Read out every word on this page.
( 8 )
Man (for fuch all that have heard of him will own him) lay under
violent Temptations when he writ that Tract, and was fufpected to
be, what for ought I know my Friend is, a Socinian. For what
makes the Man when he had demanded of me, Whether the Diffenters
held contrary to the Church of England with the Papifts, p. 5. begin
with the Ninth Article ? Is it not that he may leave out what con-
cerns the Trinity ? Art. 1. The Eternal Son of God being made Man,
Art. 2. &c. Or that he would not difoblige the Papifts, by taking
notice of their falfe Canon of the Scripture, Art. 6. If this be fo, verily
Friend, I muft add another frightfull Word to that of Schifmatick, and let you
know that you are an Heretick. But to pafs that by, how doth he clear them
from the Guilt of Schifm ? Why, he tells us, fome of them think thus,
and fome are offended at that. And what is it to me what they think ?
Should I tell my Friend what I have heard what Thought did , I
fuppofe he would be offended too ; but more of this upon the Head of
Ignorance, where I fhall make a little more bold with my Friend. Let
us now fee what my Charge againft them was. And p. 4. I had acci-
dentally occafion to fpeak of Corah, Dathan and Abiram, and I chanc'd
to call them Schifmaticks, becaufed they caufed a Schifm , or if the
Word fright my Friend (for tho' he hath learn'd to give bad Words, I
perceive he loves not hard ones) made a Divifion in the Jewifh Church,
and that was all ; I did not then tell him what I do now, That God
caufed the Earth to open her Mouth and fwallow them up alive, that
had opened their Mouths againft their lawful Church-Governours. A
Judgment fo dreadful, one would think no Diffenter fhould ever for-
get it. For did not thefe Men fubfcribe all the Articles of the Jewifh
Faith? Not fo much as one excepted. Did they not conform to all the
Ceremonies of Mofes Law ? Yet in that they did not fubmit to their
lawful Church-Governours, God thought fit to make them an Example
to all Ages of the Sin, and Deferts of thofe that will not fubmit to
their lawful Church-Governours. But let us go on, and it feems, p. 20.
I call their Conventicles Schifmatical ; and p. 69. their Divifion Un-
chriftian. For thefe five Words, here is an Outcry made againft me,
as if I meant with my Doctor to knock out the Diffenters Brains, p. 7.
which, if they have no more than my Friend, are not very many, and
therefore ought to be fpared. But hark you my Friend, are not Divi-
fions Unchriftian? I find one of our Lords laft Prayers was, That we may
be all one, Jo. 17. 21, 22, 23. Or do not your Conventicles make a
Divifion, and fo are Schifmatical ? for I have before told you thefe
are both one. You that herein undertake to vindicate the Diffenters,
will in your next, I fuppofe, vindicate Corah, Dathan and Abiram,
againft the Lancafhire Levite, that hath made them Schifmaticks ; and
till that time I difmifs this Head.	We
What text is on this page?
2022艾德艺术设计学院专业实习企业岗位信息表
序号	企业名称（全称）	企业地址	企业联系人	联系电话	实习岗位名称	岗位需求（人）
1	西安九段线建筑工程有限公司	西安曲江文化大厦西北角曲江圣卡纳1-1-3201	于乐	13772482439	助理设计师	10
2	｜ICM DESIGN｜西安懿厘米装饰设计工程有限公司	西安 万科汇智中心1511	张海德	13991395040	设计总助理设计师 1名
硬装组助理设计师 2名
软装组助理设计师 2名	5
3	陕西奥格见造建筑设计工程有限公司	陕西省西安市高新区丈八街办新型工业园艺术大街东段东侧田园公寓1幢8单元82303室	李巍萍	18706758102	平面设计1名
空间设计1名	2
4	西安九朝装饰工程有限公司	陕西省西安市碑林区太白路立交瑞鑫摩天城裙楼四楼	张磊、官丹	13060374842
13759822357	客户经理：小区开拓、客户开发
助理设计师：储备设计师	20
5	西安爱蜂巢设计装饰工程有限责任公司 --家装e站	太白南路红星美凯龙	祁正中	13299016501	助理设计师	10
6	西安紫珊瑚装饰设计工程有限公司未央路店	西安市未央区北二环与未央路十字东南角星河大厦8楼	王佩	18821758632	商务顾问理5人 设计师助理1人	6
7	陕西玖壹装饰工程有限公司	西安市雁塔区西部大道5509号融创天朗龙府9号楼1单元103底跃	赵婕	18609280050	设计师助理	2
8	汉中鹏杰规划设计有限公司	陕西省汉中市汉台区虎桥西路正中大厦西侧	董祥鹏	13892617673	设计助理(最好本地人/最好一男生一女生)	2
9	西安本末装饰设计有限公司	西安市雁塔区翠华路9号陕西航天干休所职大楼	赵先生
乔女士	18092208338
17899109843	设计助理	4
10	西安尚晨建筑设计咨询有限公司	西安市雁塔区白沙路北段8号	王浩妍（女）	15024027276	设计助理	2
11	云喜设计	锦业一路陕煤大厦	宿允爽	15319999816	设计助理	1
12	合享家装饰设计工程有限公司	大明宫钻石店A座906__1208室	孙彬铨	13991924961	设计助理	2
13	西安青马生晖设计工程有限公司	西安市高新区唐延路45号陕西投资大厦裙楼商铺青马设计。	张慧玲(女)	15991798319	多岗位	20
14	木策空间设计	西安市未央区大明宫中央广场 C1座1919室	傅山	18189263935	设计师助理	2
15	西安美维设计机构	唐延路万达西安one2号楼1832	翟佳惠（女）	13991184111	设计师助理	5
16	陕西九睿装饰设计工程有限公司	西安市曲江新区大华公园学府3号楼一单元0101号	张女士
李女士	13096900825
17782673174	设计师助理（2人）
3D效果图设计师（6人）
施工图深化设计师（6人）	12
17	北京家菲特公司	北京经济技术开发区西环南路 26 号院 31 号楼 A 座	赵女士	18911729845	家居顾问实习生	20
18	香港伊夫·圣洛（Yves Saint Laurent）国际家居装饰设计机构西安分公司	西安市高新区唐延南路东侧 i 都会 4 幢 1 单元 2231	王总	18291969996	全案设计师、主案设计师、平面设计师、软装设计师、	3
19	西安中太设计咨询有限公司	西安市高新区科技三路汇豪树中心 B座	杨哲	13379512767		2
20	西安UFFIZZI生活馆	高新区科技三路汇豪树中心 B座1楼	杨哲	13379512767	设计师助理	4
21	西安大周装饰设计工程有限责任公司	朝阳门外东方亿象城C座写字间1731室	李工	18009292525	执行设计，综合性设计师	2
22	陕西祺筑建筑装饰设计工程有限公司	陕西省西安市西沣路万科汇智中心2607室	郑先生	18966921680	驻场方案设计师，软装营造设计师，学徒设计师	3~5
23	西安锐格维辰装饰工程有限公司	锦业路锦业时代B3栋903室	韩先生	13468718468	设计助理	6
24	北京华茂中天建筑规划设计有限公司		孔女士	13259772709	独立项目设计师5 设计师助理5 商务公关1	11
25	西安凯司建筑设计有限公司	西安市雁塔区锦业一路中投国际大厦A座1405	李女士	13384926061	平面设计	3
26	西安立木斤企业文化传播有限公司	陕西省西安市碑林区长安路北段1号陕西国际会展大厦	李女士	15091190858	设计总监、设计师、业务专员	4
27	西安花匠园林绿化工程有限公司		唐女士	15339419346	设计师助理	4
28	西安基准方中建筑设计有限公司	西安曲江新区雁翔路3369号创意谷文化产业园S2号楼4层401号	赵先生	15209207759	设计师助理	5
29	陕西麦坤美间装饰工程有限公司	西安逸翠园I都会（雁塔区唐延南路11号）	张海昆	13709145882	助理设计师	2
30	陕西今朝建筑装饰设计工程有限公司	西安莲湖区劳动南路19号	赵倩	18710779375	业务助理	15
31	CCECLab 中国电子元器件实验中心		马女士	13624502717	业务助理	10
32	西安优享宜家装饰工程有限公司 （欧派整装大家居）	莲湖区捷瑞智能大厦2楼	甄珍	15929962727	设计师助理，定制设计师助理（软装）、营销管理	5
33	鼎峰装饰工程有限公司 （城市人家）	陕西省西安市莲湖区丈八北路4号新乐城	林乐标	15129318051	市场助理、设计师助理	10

#####

## REQUEST
Extract every record and return it verbatim.

## FINISHED TASK
Read out every word on this page.
( 8 )
Man (for fuch all that have heard of him will own him) lay under
violent Temptations when he writ that Tract, and was fufpected to
be, what for ought I know my Friend is, a Socinian. For what
makes the Man when he had demanded of me, Whether the Diffenters
held contrary to the Church of England with the Papifts, p. 5. begin
with the Ninth Article ? Is it not that he may leave out what con-
cerns the Trinity ? Art. 1. The Eternal Son of God being made Man,
Art. 2. &c. Or that he would not difoblige the Papifts, by taking
notice of their falfe Canon of the Scripture, Art. 6. If this be fo, verily
Friend, I muft add another frightfull Word to that of Schifmatick, and let you
know that you are an Heretick. But to pafs that by, how doth he clear them
from the Guilt of Schifm ? Why, he tells us, fome of them think thus,
and fome are offended at that. And what is it to me what they think ?
Should I tell my Friend what I have heard what Thought did , I
fuppofe he would be offended too ; but more of this upon the Head of
Ignorance, where I fhall make a little more bold with my Friend. Let
us now fee what my Charge againft them was. And p. 4. I had acci-
dentally occafion to fpeak of Corah, Dathan and Abiram, and I chanc'd
to call them Schifmaticks, becaufed they caufed a Schifm , or if the
Word fright my Friend (for tho' he hath learn'd to give bad Words, I
perceive he loves not hard ones) made a Divifion in the Jewifh Church,
and that was all ; I did not then tell him what I do now, That God
caufed the Earth to open her Mouth and fwallow them up alive, that
had opened their Mouths againft their lawful Church-Governours. A
Judgment fo dreadful, one would think no Diffenter fhould ever for-
get it. For did not thefe Men fubfcribe all the Articles of the Jewifh
Faith? Not fo much as one excepted. Did they not conform to all the
Ceremonies of Mofes Law ? Yet in that they did not fubmit to their
lawful Church-Governours, God thought fit to make them an Example
to all Ages of the Sin, and Deferts of thofe that will not fubmit to
their lawful Church-Governours. But let us go on, and it feems, p. 20.
I call their Conventicles Schifmatical ; and p. 69. their Divifion Un-
chriftian. For thefe five Words, here is an Outcry made againft me,
as if I meant with my Doctor to knock out the Diffenters Brains, p. 7.
which, if they have no more than my Friend, are not very many, and
therefore ought to be fpared. But hark you my Friend, are not Divi-
fions Unchriftian? I find one of our Lords laft Prayers was, That we may
be all one, Jo. 17. 21, 22, 23. Or do not your Conventicles make a
Divifion, and fo are Schifmatical ? for I have before told you thefe
are both one. You that herein undertake to vindicate the Diffenters,
will in your next, I fuppofe, vindicate Corah, Dathan and Abiram,
againft the Lancafhire Levite, that hath made them Schifmaticks ; and
till that time I difmifs this Head.	We
What text is on this page?
2022艾德艺术设计学院专业实习企业岗位信息表
序号	企业名称（全称）	企业地址	企业联系人	联系电话	实习岗位名称	岗位需求（人）
1	西安九段线建筑工程有限公司	西安曲江文化大厦西北角曲江圣卡纳1-1-3201	于乐	13772482439	助理设计师	10
2	｜ICM DESIGN｜西安懿厘米装饰设计工程有限公司	西安 万科汇智中心1511	张海德	13991395040	设计总助理设计师 1名
硬装组助理设计师 2名
软装组助理设计师 2名	5
3	陕西奥格见造建筑设计工程有限公司	陕西省西安市高新区丈八街办新型工业园艺术大街东段东侧田园公寓1幢8单元82303室	李巍萍	18706758102	平面设计1名
空间设计1名	2
4	西安九朝装饰工程有限公司	陕西省西安市碑林区太白路立交瑞鑫摩天城裙楼四楼	张磊、官丹	13060374842
13759822357	客户经理：小区开拓、客户开发
助理设计师：储备设计师	20
5	西安爱蜂巢设计装饰工程有限责任公司 --家装e站	太白南路红星美凯龙	祁正中	13299016501	助理设计师	10
6	西安紫珊瑚装饰设计工程有限公司未央路店	西安市未央区北二环与未央路十字东南角星河大厦8楼	王佩	18821758632	商务顾问理5人 设计师助理1人	6
7	陕西玖壹装饰工程有限公司	西安市雁塔区西部大道5509号融创天朗龙府9号楼1单元103底跃	赵婕	18609280050	设计师助理	2
8	汉中鹏杰规划设计有限公司	陕西省汉中市汉台区虎桥西路正中大厦西侧	董祥鹏	13892617673	设计助理(最好本地人/最好一男生一女生)	2
9	西安本末装饰设计有限公司	西安市雁塔区翠华路9号陕西航天干休所职大楼	赵先生
乔女士	18092208338
17899109843	设计助理	4
10	西安尚晨建筑设计咨询有限公司	西安市雁塔区白沙路北段8号	王浩妍（女）	15024027276	设计助理	2
11	云喜设计	锦业一路陕煤大厦	宿允爽	15319999816	设计助理	1
12	合享家装饰设计工程有限公司	大明宫钻石店A座906__1208室	孙彬铨	13991924961	设计助理	2
13	西安青马生晖设计工程有限公司	西安市高新区唐延路45号陕西投资大厦裙楼商铺青马设计。	张慧玲(女)	15991798319	多岗位	20
14	木策空间设计	西安市未央区大明宫中央广场 C1座1919室	傅山	18189263935	设计师助理	2
15	西安美维设计机构	唐延路万达西安one2号楼1832	翟佳惠（女）	13991184111	设计师助理	5
16	陕西九睿装饰设计工程有限公司	西安市曲江新区大华公园学府3号楼一单元0101号	张女士
李女士	13096900825
17782673174	设计师助理（2人）
3D效果图设计师（6人）
施工图深化设计师（6人）	12
17	北京家菲特公司	北京经济技术开发区西环南路 26 号院 31 号楼 A 座	赵女士	18911729845	家居顾问实习生	20
18	香港伊夫·圣洛（Yves Saint Laurent）国际家居装饰设计机构西安分公司	西安市高新区唐延南路东侧 i 都会 4 幢 1 单元 2231	王总	18291969996	全案设计师、主案设计师、平面设计师、软装设计师、	3
19	西安中太设计咨询有限公司	西安市高新区科技三路汇豪树中心 B座	杨哲	13379512767		2
20	西安UFFIZZI生活馆	高新区科技三路汇豪树中心 B座1楼	杨哲	13379512767	设计师助理	4
21	西安大周装饰设计工程有限责任公司	朝阳门外东方亿象城C座写字间1731室	李工	18009292525	执行设计，综合性设计师	2
22	陕西祺筑建筑装饰设计工程有限公司	陕西省西安市西沣路万科汇智中心2607室	郑先生	18966921680	驻场方案设计师，软装营造设计师，学徒设计师	3~5
23	西安锐格维辰装饰工程有限公司	锦业路锦业时代B3栋903室	韩先生	13468718468	设计助理	6
24	北京华茂中天建筑规划设计有限公司		孔女士	13259772709	独立项目设计师5 设计师助理5 商务公关1	11
25	西安凯司建筑设计有限公司	西安市雁塔区锦业一路中投国际大厦A座1405	李女士	13384926061	平面设计	3
26	西安立木斤企业文化传播有限公司	陕西省西安市碑林区长安路北段1号陕西国际会展大厦	李女士	15091190858	设计总监、设计师、业务专员	4
27	西安花匠园林绿化工程有限公司		唐女士	15339419346	设计师助理	4
28	西安基准方中建筑设计有限公司	西安曲江新区雁翔路3369号创意谷文化产业园S2号楼4层401号	赵先生	15209207759	设计师助理	5
29	陕西麦坤美间装饰工程有限公司	西安逸翠园I都会（雁塔区唐延南路11号）	张海昆	13709145882	助理设计师	2
30	陕西今朝建筑装饰设计工程有限公司	西安莲湖区劳动南路19号	赵倩	18710779375	业务助理	15
31	CCECLab 中国电子元器件实验中心		马女士	13624502717	业务助理	10
32	西安优享宜家装饰工程有限公司 （欧派整装大家居）	莲湖区捷瑞智能大厦2楼	甄珍	15929962727	设计师助理，定制设计师助理（软装）、营销管理	5
33	鼎峰装饰工程有限公司 （城市人家）	陕西省西安市莲湖区丈八北路4号新乐城	林乐标	15129318051	市场助理、设计师助理	10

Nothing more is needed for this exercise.